## What needs to be done
The records below must be duplicated exactly, character for character.

## Information supplied
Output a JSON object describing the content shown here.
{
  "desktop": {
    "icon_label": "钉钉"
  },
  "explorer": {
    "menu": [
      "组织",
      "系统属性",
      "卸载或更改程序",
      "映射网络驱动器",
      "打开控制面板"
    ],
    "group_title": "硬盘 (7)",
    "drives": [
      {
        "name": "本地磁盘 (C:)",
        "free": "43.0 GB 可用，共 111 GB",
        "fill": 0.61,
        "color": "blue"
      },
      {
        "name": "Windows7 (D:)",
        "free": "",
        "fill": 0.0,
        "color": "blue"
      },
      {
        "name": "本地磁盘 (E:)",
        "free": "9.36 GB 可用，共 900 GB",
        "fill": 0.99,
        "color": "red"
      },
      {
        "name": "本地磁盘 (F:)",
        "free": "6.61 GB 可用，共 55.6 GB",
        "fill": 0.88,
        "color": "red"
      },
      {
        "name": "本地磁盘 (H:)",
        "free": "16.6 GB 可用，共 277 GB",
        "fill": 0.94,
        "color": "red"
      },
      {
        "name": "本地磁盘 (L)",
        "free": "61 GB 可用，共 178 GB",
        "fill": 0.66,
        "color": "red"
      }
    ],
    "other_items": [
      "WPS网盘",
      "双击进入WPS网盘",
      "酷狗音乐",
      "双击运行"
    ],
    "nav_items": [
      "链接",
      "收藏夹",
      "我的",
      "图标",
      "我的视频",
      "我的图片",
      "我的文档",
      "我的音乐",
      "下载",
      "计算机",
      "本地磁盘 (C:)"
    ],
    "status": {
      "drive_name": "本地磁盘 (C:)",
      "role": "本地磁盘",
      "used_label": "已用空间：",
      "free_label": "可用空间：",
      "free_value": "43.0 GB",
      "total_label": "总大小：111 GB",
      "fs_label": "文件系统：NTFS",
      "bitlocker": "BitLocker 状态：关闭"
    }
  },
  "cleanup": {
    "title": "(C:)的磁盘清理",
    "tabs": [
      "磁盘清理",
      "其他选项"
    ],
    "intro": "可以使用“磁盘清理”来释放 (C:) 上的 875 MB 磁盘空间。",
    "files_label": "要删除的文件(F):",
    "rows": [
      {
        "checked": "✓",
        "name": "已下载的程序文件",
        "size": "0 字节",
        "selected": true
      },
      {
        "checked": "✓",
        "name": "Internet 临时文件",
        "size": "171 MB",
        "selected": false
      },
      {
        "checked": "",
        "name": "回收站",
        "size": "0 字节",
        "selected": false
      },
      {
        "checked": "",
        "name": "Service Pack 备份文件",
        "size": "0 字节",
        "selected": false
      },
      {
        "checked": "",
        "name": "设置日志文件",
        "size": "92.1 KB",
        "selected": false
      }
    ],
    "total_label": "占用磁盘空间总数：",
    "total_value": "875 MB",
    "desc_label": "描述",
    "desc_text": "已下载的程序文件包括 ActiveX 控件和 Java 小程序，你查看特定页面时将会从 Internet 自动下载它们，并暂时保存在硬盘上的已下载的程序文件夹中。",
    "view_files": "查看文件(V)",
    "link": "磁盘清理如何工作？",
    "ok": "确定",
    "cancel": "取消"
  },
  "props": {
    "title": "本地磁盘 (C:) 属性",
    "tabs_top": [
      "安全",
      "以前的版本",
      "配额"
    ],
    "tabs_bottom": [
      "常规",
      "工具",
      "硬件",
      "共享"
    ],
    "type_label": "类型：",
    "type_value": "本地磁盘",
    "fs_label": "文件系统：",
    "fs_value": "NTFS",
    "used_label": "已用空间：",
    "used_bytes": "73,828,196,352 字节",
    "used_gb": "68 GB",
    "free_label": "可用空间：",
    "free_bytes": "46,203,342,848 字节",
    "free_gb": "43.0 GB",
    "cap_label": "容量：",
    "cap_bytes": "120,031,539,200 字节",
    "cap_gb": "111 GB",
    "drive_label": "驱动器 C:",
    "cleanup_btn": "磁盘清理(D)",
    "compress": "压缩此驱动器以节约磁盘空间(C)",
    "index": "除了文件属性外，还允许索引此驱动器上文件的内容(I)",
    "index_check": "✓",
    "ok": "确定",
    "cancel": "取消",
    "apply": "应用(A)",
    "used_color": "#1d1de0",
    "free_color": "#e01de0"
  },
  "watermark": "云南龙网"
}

## The answer
Output a JSON object describing the content shown here.
{
  "desktop": {
    "icon_label": "钉钉"
  },
  "explorer": {
    "menu": [
      "组织",
      "系统属性",
      "卸载或更改程序",
      "映射网络驱动器",
      "打开控制面板"
    ],
    "group_title": "硬盘 (7)",
    "drives": [
      {
        "name": "本地磁盘 (C:)",
        "free": "43.0 GB 可用，共 111 GB",
        "fill": 0.61,
        "color": "blue"
      },
      {
        "name": "Windows7 (D:)",
        "free": "",
        "fill": 0.0,
        "color": "blue"
      },
      {
        "name": "本地磁盘 (E:)",
        "free": "9.36 GB 可用，共 900 GB",
        "fill": 0.99,
        "color": "red"
      },
      {
        "name": "本地磁盘 (F:)",
        "free": "6.61 GB 可用，共 55.6 GB",
        "fill": 0.88,
        "color": "red"
      },
      {
        "name": "本地磁盘 (H:)",
        "free": "16.6 GB 可用，共 277 GB",
        "fill": 0.94,
        "color": "red"
      },
      {
        "name": "本地磁盘 (L)",
        "free": "61 GB 可用，共 178 GB",
        "fill": 0.66,
        "color": "red"
      }
    ],
    "other_items": [
      "WPS网盘",
      "双击进入WPS网盘",
      "酷狗音乐",
      "双击运行"
    ],
    "nav_items": [
      "链接",
      "收藏夹",
      "我的",
      "图标",
      "我的视频",
      "我的图片",
      "我的文档",
      "我的音乐",
      "下载",
      "计算机",
      "本地磁盘 (C:)"
    ],
    "status": {
      "drive_name": "本地磁盘 (C:)",
      "role": "本地磁盘",
      "used_label": "已用空间：",
      "free_label": "可用空间：",
      "free_value": "43.0 GB",
      "total_label": "总大小：111 GB",
      "fs_label": "文件系统：NTFS",
      "bitlocker": "BitLocker 状态：关闭"
    }
  },
  "cleanup": {
    "title": "(C:)的磁盘清理",
    "tabs": [
      "磁盘清理",
      "其他选项"
    ],
    "intro": "可以使用“磁盘清理”来释放 (C:) 上的 875 MB 磁盘空间。",
    "files_label": "要删除的文件(F):",
    "rows": [
      {
        "checked": "✓",
        "name": "已下载的程序文件",
        "size": "0 字节",
        "selected": true
      },
      {
        "checked": "✓",
        "name": "Internet 临时文件",
        "size": "171 MB",
        "selected": false
      },
      {
        "checked": "",
        "name": "回收站",
        "size": "0 字节",
        "selected": false
      },
      {
        "checked": "",
        "name": "Service Pack 备份文件",
        "size": "0 字节",
        "selected": false
      },
      {
        "checked": "",
        "name": "设置日志文件",
        "size": "92.1 KB",
        "selected": false
      }
    ],
    "total_label": "占用磁盘空间总数：",
    "total_value": "875 MB",
    "desc_label": "描述",
    "desc_text": "已下载的程序文件包括 ActiveX 控件和 Java 小程序，你查看特定页面时将会从 Internet 自动下载它们，并暂时保存在硬盘上的已下载的程序文件夹中。",
    "view_files": "查看文件(V)",
    "link": "磁盘清理如何工作？",
    "ok": "确定",
    "cancel": "取消"
  },
  "props": {
    "title": "本地磁盘 (C:) 属性",
    "tabs_top": [
      "安全",
      "以前的版本",
      "配额"
    ],
    "tabs_bottom": [
      "常规",
      "工具",
      "硬件",
      "共享"
    ],
    "type_label": "类型：",
    "type_value": "本地磁盘",
    "fs_label": "文件系统：",
    "fs_value": "NTFS",
    "used_label": "已用空间：",
    "used_bytes": "73,828,196,352 字节",
    "used_gb": "68 GB",
    "free_label": "可用空间：",
    "free_bytes": "46,203,342,848 字节",
    "free_gb": "43.0 GB",
    "cap_label": "容量：",
    "cap_bytes": "120,031,539,200 字节",
    "cap_gb": "111 GB",
    "drive_label": "驱动器 C:",
    "cleanup_btn": "磁盘清理(D)",
    "compress": "压缩此驱动器以节约磁盘空间(C)",
    "index": "除了文件属性外，还允许索引此驱动器上文件的内容(I)",
    "index_check": "✓",
    "ok": "确定",
    "cancel": "取消",
    "apply": "应用(A)",
    "used_color": "#1d1de0",
    "free_color": "#e01de0"
  },
  "watermark": "云南龙网"
}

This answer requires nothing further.